**Written exercise**: Reproduce the records below exactly, leaving out any pictures.

== Task data ==

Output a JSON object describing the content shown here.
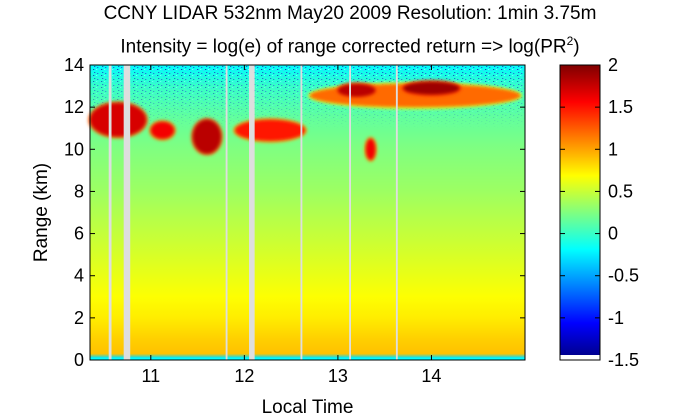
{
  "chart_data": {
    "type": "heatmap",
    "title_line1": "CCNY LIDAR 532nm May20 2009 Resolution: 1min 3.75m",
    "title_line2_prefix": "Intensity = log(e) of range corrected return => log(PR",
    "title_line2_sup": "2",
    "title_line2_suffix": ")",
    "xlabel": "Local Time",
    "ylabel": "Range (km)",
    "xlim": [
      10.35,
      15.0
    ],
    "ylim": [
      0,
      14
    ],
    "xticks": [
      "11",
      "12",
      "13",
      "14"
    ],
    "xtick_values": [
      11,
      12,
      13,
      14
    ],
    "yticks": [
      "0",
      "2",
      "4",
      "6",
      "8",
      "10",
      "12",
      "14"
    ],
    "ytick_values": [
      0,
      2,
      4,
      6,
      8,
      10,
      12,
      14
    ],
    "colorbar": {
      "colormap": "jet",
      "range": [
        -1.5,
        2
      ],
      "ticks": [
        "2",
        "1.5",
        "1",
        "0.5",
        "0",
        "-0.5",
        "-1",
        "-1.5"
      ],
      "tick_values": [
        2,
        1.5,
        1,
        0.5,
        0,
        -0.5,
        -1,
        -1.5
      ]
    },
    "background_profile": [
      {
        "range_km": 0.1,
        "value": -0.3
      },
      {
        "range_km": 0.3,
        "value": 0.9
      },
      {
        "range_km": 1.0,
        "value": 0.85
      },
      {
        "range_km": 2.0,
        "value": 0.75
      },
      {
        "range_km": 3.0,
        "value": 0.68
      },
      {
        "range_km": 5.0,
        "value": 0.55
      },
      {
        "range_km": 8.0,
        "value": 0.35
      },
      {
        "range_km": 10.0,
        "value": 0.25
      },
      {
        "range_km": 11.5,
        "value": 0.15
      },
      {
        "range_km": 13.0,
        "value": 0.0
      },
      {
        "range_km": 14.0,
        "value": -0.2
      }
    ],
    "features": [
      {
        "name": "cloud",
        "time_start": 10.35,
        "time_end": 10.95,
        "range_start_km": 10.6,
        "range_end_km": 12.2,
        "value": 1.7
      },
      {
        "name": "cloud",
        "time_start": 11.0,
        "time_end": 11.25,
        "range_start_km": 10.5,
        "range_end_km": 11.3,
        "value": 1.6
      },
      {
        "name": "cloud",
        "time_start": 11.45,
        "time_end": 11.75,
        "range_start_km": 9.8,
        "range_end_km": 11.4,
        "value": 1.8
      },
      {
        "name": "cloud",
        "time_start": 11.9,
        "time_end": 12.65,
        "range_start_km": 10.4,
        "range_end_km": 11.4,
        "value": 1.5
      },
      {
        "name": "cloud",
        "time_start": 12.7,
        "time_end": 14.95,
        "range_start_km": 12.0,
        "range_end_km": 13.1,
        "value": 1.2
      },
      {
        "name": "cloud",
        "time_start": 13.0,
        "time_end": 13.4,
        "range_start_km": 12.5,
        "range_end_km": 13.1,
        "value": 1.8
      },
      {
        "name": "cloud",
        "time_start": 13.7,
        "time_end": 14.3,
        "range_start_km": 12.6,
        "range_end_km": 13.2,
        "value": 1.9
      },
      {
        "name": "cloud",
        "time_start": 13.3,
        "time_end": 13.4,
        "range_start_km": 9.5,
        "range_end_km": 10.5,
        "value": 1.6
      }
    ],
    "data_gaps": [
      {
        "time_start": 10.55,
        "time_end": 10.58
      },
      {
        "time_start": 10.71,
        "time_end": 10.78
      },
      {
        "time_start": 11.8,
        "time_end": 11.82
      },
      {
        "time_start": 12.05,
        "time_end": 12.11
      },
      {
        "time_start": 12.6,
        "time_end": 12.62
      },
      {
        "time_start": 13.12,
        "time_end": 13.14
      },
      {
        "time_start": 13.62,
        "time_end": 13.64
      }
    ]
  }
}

===

**Answer in full**:
Output a JSON object describing the content shown here.
{
  "chart_data": {
    "type": "heatmap",
    "title_line1": "CCNY LIDAR 532nm May20 2009 Resolution: 1min 3.75m",
    "title_line2_prefix": "Intensity = log(e) of range corrected return => log(PR",
    "title_line2_sup": "2",
    "title_line2_suffix": ")",
    "xlabel": "Local Time",
    "ylabel": "Range (km)",
    "xlim": [
      10.35,
      15.0
    ],
    "ylim": [
      0,
      14
    ],
    "xticks": [
      "11",
      "12",
      "13",
      "14"
    ],
    "xtick_values": [
      11,
      12,
      13,
      14
    ],
    "yticks": [
      "0",
      "2",
      "4",
      "6",
      "8",
      "10",
      "12",
      "14"
    ],
    "ytick_values": [
      0,
      2,
      4,
      6,
      8,
      10,
      12,
      14
    ],
    "colorbar": {
      "colormap": "jet",
      "range": [
        -1.5,
        2
      ],
      "ticks": [
        "2",
        "1.5",
        "1",
        "0.5",
        "0",
        "-0.5",
        "-1",
        "-1.5"
      ],
      "tick_values": [
        2,
        1.5,
        1,
        0.5,
        0,
        -0.5,
        -1,
        -1.5
      ]
    },
    "background_profile": [
      {
        "range_km": 0.1,
        "value": -0.3
      },
      {
        "range_km": 0.3,
        "value": 0.9
      },
      {
        "range_km": 1.0,
        "value": 0.85
      },
      {
        "range_km": 2.0,
        "value": 0.75
      },
      {
        "range_km": 3.0,
        "value": 0.68
      },
      {
        "range_km": 5.0,
        "value": 0.55
      },
      {
        "range_km": 8.0,
        "value": 0.35
      },
      {
        "range_km": 10.0,
        "value": 0.25
      },
      {
        "range_km": 11.5,
        "value": 0.15
      },
      {
        "range_km": 13.0,
        "value": 0.0
      },
      {
        "range_km": 14.0,
        "value": -0.2
      }
    ],
    "features": [
      {
        "name": "cloud",
        "time_start": 10.35,
        "time_end": 10.95,
        "range_start_km": 10.6,
        "range_end_km": 12.2,
        "value": 1.7
      },
      {
        "name": "cloud",
        "time_start": 11.0,
        "time_end": 11.25,
        "range_start_km": 10.5,
        "range_end_km": 11.3,
        "value": 1.6
      },
      {
        "name": "cloud",
        "time_start": 11.45,
        "time_end": 11.75,
        "range_start_km": 9.8,
        "range_end_km": 11.4,
        "value": 1.8
      },
      {
        "name": "cloud",
        "time_start": 11.9,
        "time_end": 12.65,
        "range_start_km": 10.4,
        "range_end_km": 11.4,
        "value": 1.5
      },
      {
        "name": "cloud",
        "time_start": 12.7,
        "time_end": 14.95,
        "range_start_km": 12.0,
        "range_end_km": 13.1,
        "value": 1.2
      },
      {
        "name": "cloud",
        "time_start": 13.0,
        "time_end": 13.4,
        "range_start_km": 12.5,
        "range_end_km": 13.1,
        "value": 1.8
      },
      {
        "name": "cloud",
        "time_start": 13.7,
        "time_end": 14.3,
        "range_start_km": 12.6,
        "range_end_km": 13.2,
        "value": 1.9
      },
      {
        "name": "cloud",
        "time_start": 13.3,
        "time_end": 13.4,
        "range_start_km": 9.5,
        "range_end_km": 10.5,
        "value": 1.6
      }
    ],
    "data_gaps": [
      {
        "time_start": 10.55,
        "time_end": 10.58
      },
      {
        "time_start": 10.71,
        "time_end": 10.78
      },
      {
        "time_start": 11.8,
        "time_end": 11.82
      },
      {
        "time_start": 12.05,
        "time_end": 12.11
      },
      {
        "time_start": 12.6,
        "time_end": 12.62
      },
      {
        "time_start": 13.12,
        "time_end": 13.14
      },
      {
        "time_start": 13.62,
        "time_end": 13.64
      }
    ]
  }
}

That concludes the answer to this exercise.